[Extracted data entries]
━━━━━━━━━━━━━━━━━━━━

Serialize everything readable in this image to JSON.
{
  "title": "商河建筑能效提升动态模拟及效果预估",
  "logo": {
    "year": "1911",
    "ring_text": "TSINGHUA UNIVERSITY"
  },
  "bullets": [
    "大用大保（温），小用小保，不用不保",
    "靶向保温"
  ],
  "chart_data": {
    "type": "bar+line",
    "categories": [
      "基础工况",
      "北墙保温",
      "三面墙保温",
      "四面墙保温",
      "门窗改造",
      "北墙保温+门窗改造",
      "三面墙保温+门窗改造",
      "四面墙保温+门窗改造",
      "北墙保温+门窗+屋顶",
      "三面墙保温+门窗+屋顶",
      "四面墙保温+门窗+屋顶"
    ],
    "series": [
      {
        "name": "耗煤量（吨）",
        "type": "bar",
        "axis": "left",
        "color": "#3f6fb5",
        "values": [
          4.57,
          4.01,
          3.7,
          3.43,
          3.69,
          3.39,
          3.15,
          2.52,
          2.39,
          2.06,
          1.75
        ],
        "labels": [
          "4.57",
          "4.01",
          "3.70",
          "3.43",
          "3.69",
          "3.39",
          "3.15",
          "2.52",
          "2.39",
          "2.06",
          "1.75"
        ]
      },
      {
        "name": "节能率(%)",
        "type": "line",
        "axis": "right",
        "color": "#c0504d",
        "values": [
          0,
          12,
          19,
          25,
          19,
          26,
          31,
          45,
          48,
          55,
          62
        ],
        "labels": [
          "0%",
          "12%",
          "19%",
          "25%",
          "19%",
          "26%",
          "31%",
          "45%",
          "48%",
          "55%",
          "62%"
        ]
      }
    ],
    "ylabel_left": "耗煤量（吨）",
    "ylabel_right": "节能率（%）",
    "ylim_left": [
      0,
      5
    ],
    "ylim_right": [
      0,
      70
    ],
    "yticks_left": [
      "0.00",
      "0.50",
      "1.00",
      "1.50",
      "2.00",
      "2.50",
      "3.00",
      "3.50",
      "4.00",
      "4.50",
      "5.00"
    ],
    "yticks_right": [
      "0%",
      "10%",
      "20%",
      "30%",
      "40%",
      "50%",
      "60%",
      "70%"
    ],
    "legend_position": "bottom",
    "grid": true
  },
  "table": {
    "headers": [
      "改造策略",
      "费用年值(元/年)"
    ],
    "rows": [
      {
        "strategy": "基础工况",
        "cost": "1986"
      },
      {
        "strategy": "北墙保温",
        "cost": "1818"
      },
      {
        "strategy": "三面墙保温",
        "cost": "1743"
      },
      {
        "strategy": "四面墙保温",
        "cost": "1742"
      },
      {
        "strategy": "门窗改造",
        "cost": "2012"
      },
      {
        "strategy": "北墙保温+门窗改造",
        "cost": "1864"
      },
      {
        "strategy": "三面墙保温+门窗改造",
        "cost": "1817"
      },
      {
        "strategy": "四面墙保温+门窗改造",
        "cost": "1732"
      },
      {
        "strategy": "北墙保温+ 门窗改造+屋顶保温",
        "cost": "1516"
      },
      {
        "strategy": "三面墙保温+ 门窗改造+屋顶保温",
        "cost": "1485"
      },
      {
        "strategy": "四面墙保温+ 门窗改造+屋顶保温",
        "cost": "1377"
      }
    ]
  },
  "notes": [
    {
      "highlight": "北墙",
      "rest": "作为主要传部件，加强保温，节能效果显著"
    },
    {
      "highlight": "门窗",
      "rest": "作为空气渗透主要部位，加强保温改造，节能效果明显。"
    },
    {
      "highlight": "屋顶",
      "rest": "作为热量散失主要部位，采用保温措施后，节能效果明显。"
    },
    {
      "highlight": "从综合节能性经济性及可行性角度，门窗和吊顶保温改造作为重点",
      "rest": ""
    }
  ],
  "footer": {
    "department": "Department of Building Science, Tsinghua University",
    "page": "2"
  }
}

━━━━━━━━━━━━━━━━━━━━

* [Short problem]
Each record above should be restated word for word.

* [Full response]
Serialize everything readable in this image to JSON.
{
  "title": "商河建筑能效提升动态模拟及效果预估",
  "logo": {
    "year": "1911",
    "ring_text": "TSINGHUA UNIVERSITY"
  },
  "bullets": [
    "大用大保（温），小用小保，不用不保",
    "靶向保温"
  ],
  "chart_data": {
    "type": "bar+line",
    "categories": [
      "基础工况",
      "北墙保温",
      "三面墙保温",
      "四面墙保温",
      "门窗改造",
      "北墙保温+门窗改造",
      "三面墙保温+门窗改造",
      "四面墙保温+门窗改造",
      "北墙保温+门窗+屋顶",
      "三面墙保温+门窗+屋顶",
      "四面墙保温+门窗+屋顶"
    ],
    "series": [
      {
        "name": "耗煤量（吨）",
        "type": "bar",
        "axis": "left",
        "color": "#3f6fb5",
        "values": [
          4.57,
          4.01,
          3.7,
          3.43,
          3.69,
          3.39,
          3.15,
          2.52,
          2.39,
          2.06,
          1.75
        ],
        "labels": [
          "4.57",
          "4.01",
          "3.70",
          "3.43",
          "3.69",
          "3.39",
          "3.15",
          "2.52",
          "2.39",
          "2.06",
          "1.75"
        ]
      },
      {
        "name": "节能率(%)",
        "type": "line",
        "axis": "right",
        "color": "#c0504d",
        "values": [
          0,
          12,
          19,
          25,
          19,
          26,
          31,
          45,
          48,
          55,
          62
        ],
        "labels": [
          "0%",
          "12%",
          "19%",
          "25%",
          "19%",
          "26%",
          "31%",
          "45%",
          "48%",
          "55%",
          "62%"
        ]
      }
    ],
    "ylabel_left": "耗煤量（吨）",
    "ylabel_right": "节能率（%）",
    "ylim_left": [
      0,
      5
    ],
    "ylim_right": [
      0,
      70
    ],
    "yticks_left": [
      "0.00",
      "0.50",
      "1.00",
      "1.50",
      "2.00",
      "2.50",
      "3.00",
      "3.50",
      "4.00",
      "4.50",
      "5.00"
    ],
    "yticks_right": [
      "0%",
      "10%",
      "20%",
      "30%",
      "40%",
      "50%",
      "60%",
      "70%"
    ],
    "legend_position": "bottom",
    "grid": true
  },
  "table": {
    "headers": [
      "改造策略",
      "费用年值(元/年)"
    ],
    "rows": [
      {
        "strategy": "基础工况",
        "cost": "1986"
      },
      {
        "strategy": "北墙保温",
        "cost": "1818"
      },
      {
        "strategy": "三面墙保温",
        "cost": "1743"
      },
      {
        "strategy": "四面墙保温",
        "cost": "1742"
      },
      {
        "strategy": "门窗改造",
        "cost": "2012"
      },
      {
        "strategy": "北墙保温+门窗改造",
        "cost": "1864"
      },
      {
        "strategy": "三面墙保温+门窗改造",
        "cost": "1817"
      },
      {
        "strategy": "四面墙保温+门窗改造",
        "cost": "1732"
      },
      {
        "strategy": "北墙保温+ 门窗改造+屋顶保温",
        "cost": "1516"
      },
      {
        "strategy": "三面墙保温+ 门窗改造+屋顶保温",
        "cost": "1485"
      },
      {
        "strategy": "四面墙保温+ 门窗改造+屋顶保温",
        "cost": "1377"
      }
    ]
  },
  "notes": [
    {
      "highlight": "北墙",
      "rest": "作为主要传部件，加强保温，节能效果显著"
    },
    {
      "highlight": "门窗",
      "rest": "作为空气渗透主要部位，加强保温改造，节能效果明显。"
    },
    {
      "highlight": "屋顶",
      "rest": "作为热量散失主要部位，采用保温措施后，节能效果明显。"
    },
    {
      "highlight": "从综合节能性经济性及可行性角度，门窗和吊顶保温改造作为重点",
      "rest": ""
    }
  ],
  "footer": {
    "department": "Department of Building Science, Tsinghua University",
    "page": "2"
  }
}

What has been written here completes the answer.